Begin ENTRIES

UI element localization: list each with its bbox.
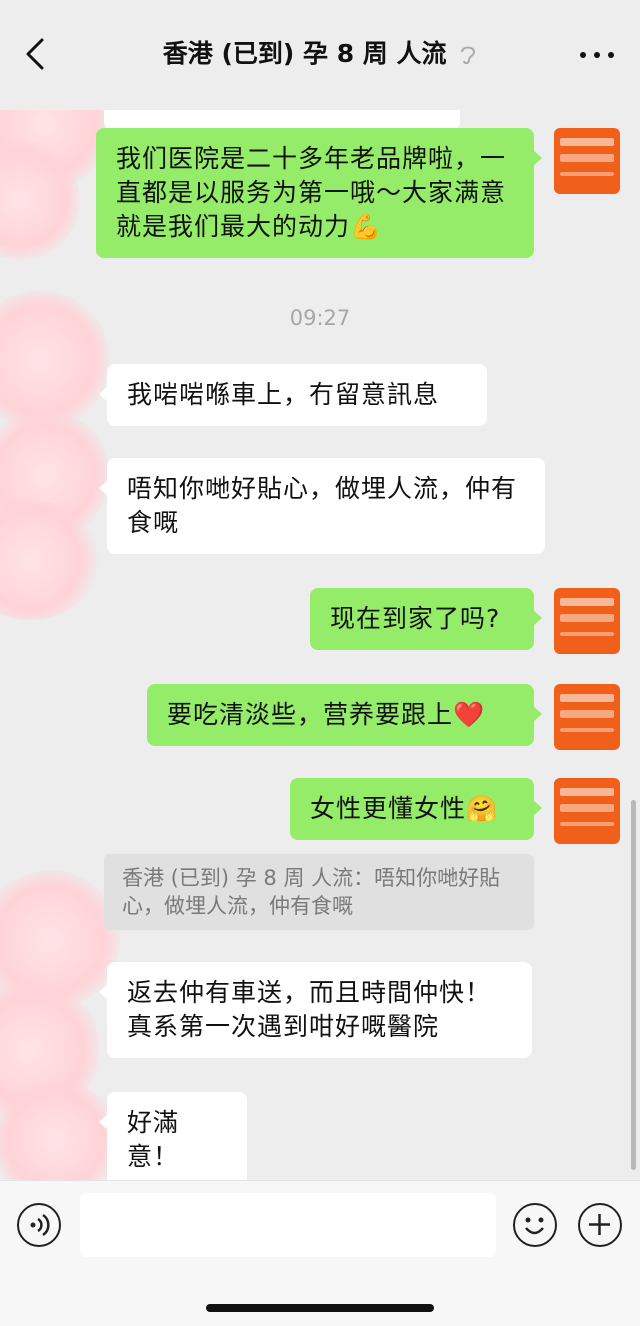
more-icon-dot [608, 52, 614, 58]
plus-icon [589, 1214, 610, 1235]
message-bubble-partial [104, 110, 460, 130]
voice-button[interactable] [17, 1203, 61, 1247]
message-bubble-sent[interactable]: 我们医院是二十多年老品牌啦，一直都是以服务为第一哦～大家满意就是我们最大的动力💪 [96, 128, 542, 258]
message-bubble-received[interactable]: 好滿意！ [99, 1092, 247, 1180]
message-bubble-received[interactable]: 返去仲有車送，而且時間仲快！真系第一次遇到咁好嘅醫院 [99, 962, 532, 1058]
ear-icon [461, 46, 476, 65]
hospital-avatar[interactable] [554, 684, 620, 750]
message-bubble-sent[interactable]: 要吃清淡些，营养要跟上❤️ [147, 684, 542, 746]
hospital-avatar[interactable] [554, 588, 620, 654]
message-bubble-sent[interactable]: 现在到家了吗? [310, 588, 542, 650]
timestamp: 09:27 [289, 306, 351, 330]
more-button[interactable] [578, 42, 616, 66]
message-bubble-sent[interactable]: 女性更懂女性🤗 [290, 778, 542, 840]
more-icon-dot [580, 52, 586, 58]
emoji-button[interactable] [513, 1203, 557, 1247]
hospital-avatar[interactable] [554, 778, 620, 844]
chevron-left-icon [26, 38, 44, 70]
message-bubble-received[interactable]: 唔知你哋好貼心，做埋人流，仲有食嘅 [99, 458, 545, 554]
home-indicator [206, 1304, 434, 1312]
quoted-message[interactable]: 香港 (已到) 孕 8 周 人流：唔知你哋好貼心，做埋人流，仲有食嘅 [104, 854, 534, 930]
scrollbar[interactable] [631, 800, 636, 1170]
chat-header: 香港 (已到) 孕 8 周 人流 [0, 0, 640, 110]
more-icon-dot [594, 52, 600, 58]
chat-title: 香港 (已到) 孕 8 周 人流 [162, 39, 447, 68]
hospital-avatar[interactable] [554, 128, 620, 194]
message-bubble-received[interactable]: 我啱啱喺車上，冇留意訊息 [99, 364, 487, 426]
message-input[interactable] [80, 1193, 496, 1257]
voice-icon [30, 1213, 50, 1237]
add-button[interactable] [578, 1203, 622, 1247]
chat-area[interactable]: 我们医院是二十多年老品牌啦，一直都是以服务为第一哦～大家满意就是我们最大的动力💪… [0, 110, 640, 1180]
emoji-icon [525, 1217, 544, 1235]
back-button[interactable] [22, 36, 52, 72]
chat-title-wrap: 香港 (已到) 孕 8 周 人流 [120, 36, 520, 72]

End ENTRIES

STATED TASK: Copy every row above word for word, leaving out the picture lines.

OUTPUT OF THE TASK:
UI element localization: list each with its bbox.
more-icon-dot [608, 52, 614, 58]
plus-icon [589, 1214, 610, 1235]
message-bubble-partial [104, 110, 460, 130]
voice-button[interactable] [17, 1203, 61, 1247]
message-bubble-sent[interactable]: 我们医院是二十多年老品牌啦，一直都是以服务为第一哦～大家满意就是我们最大的动力💪 [96, 128, 542, 258]
message-bubble-received[interactable]: 好滿意！ [99, 1092, 247, 1180]
message-bubble-received[interactable]: 返去仲有車送，而且時間仲快！真系第一次遇到咁好嘅醫院 [99, 962, 532, 1058]
ear-icon [461, 46, 476, 65]
hospital-avatar[interactable] [554, 684, 620, 750]
message-bubble-sent[interactable]: 要吃清淡些，营养要跟上❤️ [147, 684, 542, 746]
hospital-avatar[interactable] [554, 588, 620, 654]
message-bubble-sent[interactable]: 现在到家了吗? [310, 588, 542, 650]
timestamp: 09:27 [289, 306, 351, 330]
more-button[interactable] [578, 42, 616, 66]
message-bubble-sent[interactable]: 女性更懂女性🤗 [290, 778, 542, 840]
more-icon-dot [580, 52, 586, 58]
emoji-button[interactable] [513, 1203, 557, 1247]
hospital-avatar[interactable] [554, 778, 620, 844]
chevron-left-icon [26, 38, 44, 70]
message-bubble-received[interactable]: 唔知你哋好貼心，做埋人流，仲有食嘅 [99, 458, 545, 554]
home-indicator [206, 1304, 434, 1312]
quoted-message[interactable]: 香港 (已到) 孕 8 周 人流：唔知你哋好貼心，做埋人流，仲有食嘅 [104, 854, 534, 930]
scrollbar[interactable] [631, 800, 636, 1170]
chat-header: 香港 (已到) 孕 8 周 人流 [0, 0, 640, 110]
more-icon-dot [594, 52, 600, 58]
chat-title: 香港 (已到) 孕 8 周 人流 [162, 39, 447, 68]
hospital-avatar[interactable] [554, 128, 620, 194]
message-bubble-received[interactable]: 我啱啱喺車上，冇留意訊息 [99, 364, 487, 426]
message-input[interactable] [80, 1193, 496, 1257]
voice-icon [30, 1213, 50, 1237]
add-button[interactable] [578, 1203, 622, 1247]
chat-area[interactable]: 我们医院是二十多年老品牌啦，一直都是以服务为第一哦～大家满意就是我们最大的动力💪… [0, 110, 640, 1180]
emoji-icon [525, 1217, 544, 1235]
back-button[interactable] [22, 36, 52, 72]
chat-title-wrap: 香港 (已到) 孕 8 周 人流 [120, 36, 520, 72]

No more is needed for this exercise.